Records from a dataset
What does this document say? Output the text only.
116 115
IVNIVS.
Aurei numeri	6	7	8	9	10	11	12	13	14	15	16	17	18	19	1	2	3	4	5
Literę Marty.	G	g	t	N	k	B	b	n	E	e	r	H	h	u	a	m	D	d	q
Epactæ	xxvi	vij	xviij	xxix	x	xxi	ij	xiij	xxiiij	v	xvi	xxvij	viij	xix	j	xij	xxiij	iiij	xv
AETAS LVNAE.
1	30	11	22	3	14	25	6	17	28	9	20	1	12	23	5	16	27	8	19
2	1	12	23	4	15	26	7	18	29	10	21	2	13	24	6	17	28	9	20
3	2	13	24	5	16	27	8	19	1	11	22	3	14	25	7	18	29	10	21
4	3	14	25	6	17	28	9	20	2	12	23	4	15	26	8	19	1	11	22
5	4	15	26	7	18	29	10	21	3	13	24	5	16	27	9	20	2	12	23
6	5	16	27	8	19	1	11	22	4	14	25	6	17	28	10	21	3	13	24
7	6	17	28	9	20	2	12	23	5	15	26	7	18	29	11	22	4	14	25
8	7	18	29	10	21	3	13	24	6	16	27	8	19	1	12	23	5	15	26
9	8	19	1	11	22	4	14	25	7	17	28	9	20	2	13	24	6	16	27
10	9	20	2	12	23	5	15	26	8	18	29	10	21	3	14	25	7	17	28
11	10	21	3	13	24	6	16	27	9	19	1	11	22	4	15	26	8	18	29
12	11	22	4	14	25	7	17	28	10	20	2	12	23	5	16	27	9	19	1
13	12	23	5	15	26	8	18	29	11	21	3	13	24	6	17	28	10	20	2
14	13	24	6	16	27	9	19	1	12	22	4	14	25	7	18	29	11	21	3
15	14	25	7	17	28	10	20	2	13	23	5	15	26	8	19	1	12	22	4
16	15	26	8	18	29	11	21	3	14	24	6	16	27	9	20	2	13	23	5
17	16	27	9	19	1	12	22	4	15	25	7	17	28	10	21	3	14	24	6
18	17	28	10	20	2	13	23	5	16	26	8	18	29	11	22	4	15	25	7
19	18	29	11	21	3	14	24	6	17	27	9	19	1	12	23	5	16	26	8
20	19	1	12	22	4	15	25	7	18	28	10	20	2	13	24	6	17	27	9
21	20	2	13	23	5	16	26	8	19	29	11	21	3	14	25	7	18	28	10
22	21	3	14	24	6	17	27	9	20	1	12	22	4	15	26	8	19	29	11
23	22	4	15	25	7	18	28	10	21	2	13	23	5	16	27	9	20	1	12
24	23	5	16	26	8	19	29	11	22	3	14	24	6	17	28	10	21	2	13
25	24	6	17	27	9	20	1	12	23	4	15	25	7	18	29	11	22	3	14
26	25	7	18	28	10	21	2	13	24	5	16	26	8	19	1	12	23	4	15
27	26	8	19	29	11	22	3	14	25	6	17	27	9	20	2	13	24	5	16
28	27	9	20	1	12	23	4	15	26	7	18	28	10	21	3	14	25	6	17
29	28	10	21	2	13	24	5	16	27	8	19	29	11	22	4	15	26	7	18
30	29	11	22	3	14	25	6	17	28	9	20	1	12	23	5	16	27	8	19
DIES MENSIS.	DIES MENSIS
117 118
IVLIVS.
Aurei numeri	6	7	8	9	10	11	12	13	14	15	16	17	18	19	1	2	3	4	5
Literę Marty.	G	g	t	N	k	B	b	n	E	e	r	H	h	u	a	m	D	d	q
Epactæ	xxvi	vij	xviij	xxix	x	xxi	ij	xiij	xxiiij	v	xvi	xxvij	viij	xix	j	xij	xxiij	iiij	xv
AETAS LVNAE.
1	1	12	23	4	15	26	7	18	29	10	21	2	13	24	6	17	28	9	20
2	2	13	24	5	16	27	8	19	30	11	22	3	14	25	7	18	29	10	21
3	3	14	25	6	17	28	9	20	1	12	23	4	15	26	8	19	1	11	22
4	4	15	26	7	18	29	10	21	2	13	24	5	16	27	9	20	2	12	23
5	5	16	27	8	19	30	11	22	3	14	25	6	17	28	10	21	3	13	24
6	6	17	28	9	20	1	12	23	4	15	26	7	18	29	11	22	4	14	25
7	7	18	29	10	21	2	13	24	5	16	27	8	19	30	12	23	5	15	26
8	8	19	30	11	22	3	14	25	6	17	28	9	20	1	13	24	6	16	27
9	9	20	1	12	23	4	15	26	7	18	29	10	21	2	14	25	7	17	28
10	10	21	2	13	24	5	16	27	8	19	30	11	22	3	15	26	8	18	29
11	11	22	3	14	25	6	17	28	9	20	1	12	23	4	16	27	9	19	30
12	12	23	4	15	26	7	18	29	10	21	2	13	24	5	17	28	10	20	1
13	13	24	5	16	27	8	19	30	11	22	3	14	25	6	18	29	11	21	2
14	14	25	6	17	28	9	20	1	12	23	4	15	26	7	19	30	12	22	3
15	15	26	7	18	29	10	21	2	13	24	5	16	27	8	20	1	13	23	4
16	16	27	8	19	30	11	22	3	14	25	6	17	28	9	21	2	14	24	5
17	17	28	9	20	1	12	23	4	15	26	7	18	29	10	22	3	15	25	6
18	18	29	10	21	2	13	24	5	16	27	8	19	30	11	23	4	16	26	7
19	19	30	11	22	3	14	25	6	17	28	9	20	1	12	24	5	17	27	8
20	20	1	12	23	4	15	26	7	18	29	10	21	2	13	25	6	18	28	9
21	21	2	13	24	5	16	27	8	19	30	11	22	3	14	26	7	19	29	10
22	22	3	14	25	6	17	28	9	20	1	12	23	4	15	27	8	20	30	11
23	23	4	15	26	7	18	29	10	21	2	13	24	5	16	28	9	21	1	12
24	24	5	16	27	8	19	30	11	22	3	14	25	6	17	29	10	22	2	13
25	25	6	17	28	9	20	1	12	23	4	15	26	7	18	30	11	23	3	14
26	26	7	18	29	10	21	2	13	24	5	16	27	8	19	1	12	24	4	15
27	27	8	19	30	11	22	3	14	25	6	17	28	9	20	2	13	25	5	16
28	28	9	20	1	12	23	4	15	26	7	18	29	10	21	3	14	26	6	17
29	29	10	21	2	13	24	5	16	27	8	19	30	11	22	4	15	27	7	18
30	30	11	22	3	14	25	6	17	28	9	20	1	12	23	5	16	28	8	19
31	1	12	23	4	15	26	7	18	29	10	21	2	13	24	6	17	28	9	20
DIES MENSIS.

**TO DO**
Transcribe the entire listing above precisely.

**EXERCISE SOLUTION**
What does this document say? Output the text only.
116 115
IVNIVS.
Aurei numeri	6	7	8	9	10	11	12	13	14	15	16	17	18	19	1	2	3	4	5
Literę Marty.	G	g	t	N	k	B	b	n	E	e	r	H	h	u	a	m	D	d	q
Epactæ	xxvi	vij	xviij	xxix	x	xxi	ij	xiij	xxiiij	v	xvi	xxvij	viij	xix	j	xij	xxiij	iiij	xv
AETAS LVNAE.
1	30	11	22	3	14	25	6	17	28	9	20	1	12	23	5	16	27	8	19
2	1	12	23	4	15	26	7	18	29	10	21	2	13	24	6	17	28	9	20
3	2	13	24	5	16	27	8	19	1	11	22	3	14	25	7	18	29	10	21
4	3	14	25	6	17	28	9	20	2	12	23	4	15	26	8	19	1	11	22
5	4	15	26	7	18	29	10	21	3	13	24	5	16	27	9	20	2	12	23
6	5	16	27	8	19	1	11	22	4	14	25	6	17	28	10	21	3	13	24
7	6	17	28	9	20	2	12	23	5	15	26	7	18	29	11	22	4	14	25
8	7	18	29	10	21	3	13	24	6	16	27	8	19	1	12	23	5	15	26
9	8	19	1	11	22	4	14	25	7	17	28	9	20	2	13	24	6	16	27
10	9	20	2	12	23	5	15	26	8	18	29	10	21	3	14	25	7	17	28
11	10	21	3	13	24	6	16	27	9	19	1	11	22	4	15	26	8	18	29
12	11	22	4	14	25	7	17	28	10	20	2	12	23	5	16	27	9	19	1
13	12	23	5	15	26	8	18	29	11	21	3	13	24	6	17	28	10	20	2
14	13	24	6	16	27	9	19	1	12	22	4	14	25	7	18	29	11	21	3
15	14	25	7	17	28	10	20	2	13	23	5	15	26	8	19	1	12	22	4
16	15	26	8	18	29	11	21	3	14	24	6	16	27	9	20	2	13	23	5
17	16	27	9	19	1	12	22	4	15	25	7	17	28	10	21	3	14	24	6
18	17	28	10	20	2	13	23	5	16	26	8	18	29	11	22	4	15	25	7
19	18	29	11	21	3	14	24	6	17	27	9	19	1	12	23	5	16	26	8
20	19	1	12	22	4	15	25	7	18	28	10	20	2	13	24	6	17	27	9
21	20	2	13	23	5	16	26	8	19	29	11	21	3	14	25	7	18	28	10
22	21	3	14	24	6	17	27	9	20	1	12	22	4	15	26	8	19	29	11
23	22	4	15	25	7	18	28	10	21	2	13	23	5	16	27	9	20	1	12
24	23	5	16	26	8	19	29	11	22	3	14	24	6	17	28	10	21	2	13
25	24	6	17	27	9	20	1	12	23	4	15	25	7	18	29	11	22	3	14
26	25	7	18	28	10	21	2	13	24	5	16	26	8	19	1	12	23	4	15
27	26	8	19	29	11	22	3	14	25	6	17	27	9	20	2	13	24	5	16
28	27	9	20	1	12	23	4	15	26	7	18	28	10	21	3	14	25	6	17
29	28	10	21	2	13	24	5	16	27	8	19	29	11	22	4	15	26	7	18
30	29	11	22	3	14	25	6	17	28	9	20	1	12	23	5	16	27	8	19
DIES MENSIS.	DIES MENSIS
117 118
IVLIVS.
Aurei numeri	6	7	8	9	10	11	12	13	14	15	16	17	18	19	1	2	3	4	5
Literę Marty.	G	g	t	N	k	B	b	n	E	e	r	H	h	u	a	m	D	d	q
Epactæ	xxvi	vij	xviij	xxix	x	xxi	ij	xiij	xxiiij	v	xvi	xxvij	viij	xix	j	xij	xxiij	iiij	xv
AETAS LVNAE.
1	1	12	23	4	15	26	7	18	29	10	21	2	13	24	6	17	28	9	20
2	2	13	24	5	16	27	8	19	30	11	22	3	14	25	7	18	29	10	21
3	3	14	25	6	17	28	9	20	1	12	23	4	15	26	8	19	1	11	22
4	4	15	26	7	18	29	10	21	2	13	24	5	16	27	9	20	2	12	23
5	5	16	27	8	19	30	11	22	3	14	25	6	17	28	10	21	3	13	24
6	6	17	28	9	20	1	12	23	4	15	26	7	18	29	11	22	4	14	25
7	7	18	29	10	21	2	13	24	5	16	27	8	19	30	12	23	5	15	26
8	8	19	30	11	22	3	14	25	6	17	28	9	20	1	13	24	6	16	27
9	9	20	1	12	23	4	15	26	7	18	29	10	21	2	14	25	7	17	28
10	10	21	2	13	24	5	16	27	8	19	30	11	22	3	15	26	8	18	29
11	11	22	3	14	25	6	17	28	9	20	1	12	23	4	16	27	9	19	30
12	12	23	4	15	26	7	18	29	10	21	2	13	24	5	17	28	10	20	1
13	13	24	5	16	27	8	19	30	11	22	3	14	25	6	18	29	11	21	2
14	14	25	6	17	28	9	20	1	12	23	4	15	26	7	19	30	12	22	3
15	15	26	7	18	29	10	21	2	13	24	5	16	27	8	20	1	13	23	4
16	16	27	8	19	30	11	22	3	14	25	6	17	28	9	21	2	14	24	5
17	17	28	9	20	1	12	23	4	15	26	7	18	29	10	22	3	15	25	6
18	18	29	10	21	2	13	24	5	16	27	8	19	30	11	23	4	16	26	7
19	19	30	11	22	3	14	25	6	17	28	9	20	1	12	24	5	17	27	8
20	20	1	12	23	4	15	26	7	18	29	10	21	2	13	25	6	18	28	9
21	21	2	13	24	5	16	27	8	19	30	11	22	3	14	26	7	19	29	10
22	22	3	14	25	6	17	28	9	20	1	12	23	4	15	27	8	20	30	11
23	23	4	15	26	7	18	29	10	21	2	13	24	5	16	28	9	21	1	12
24	24	5	16	27	8	19	30	11	22	3	14	25	6	17	29	10	22	2	13
25	25	6	17	28	9	20	1	12	23	4	15	26	7	18	30	11	23	3	14
26	26	7	18	29	10	21	2	13	24	5	16	27	8	19	1	12	24	4	15
27	27	8	19	30	11	22	3	14	25	6	17	28	9	20	2	13	25	5	16
28	28	9	20	1	12	23	4	15	26	7	18	29	10	21	3	14	26	6	17
29	29	10	21	2	13	24	5	16	27	8	19	30	11	22	4	15	27	7	18
30	30	11	22	3	14	25	6	17	28	9	20	1	12	23	5	16	28	8	19
31	1	12	23	4	15	26	7	18	29	10	21	2	13	24	6	17	28	9	20
DIES MENSIS.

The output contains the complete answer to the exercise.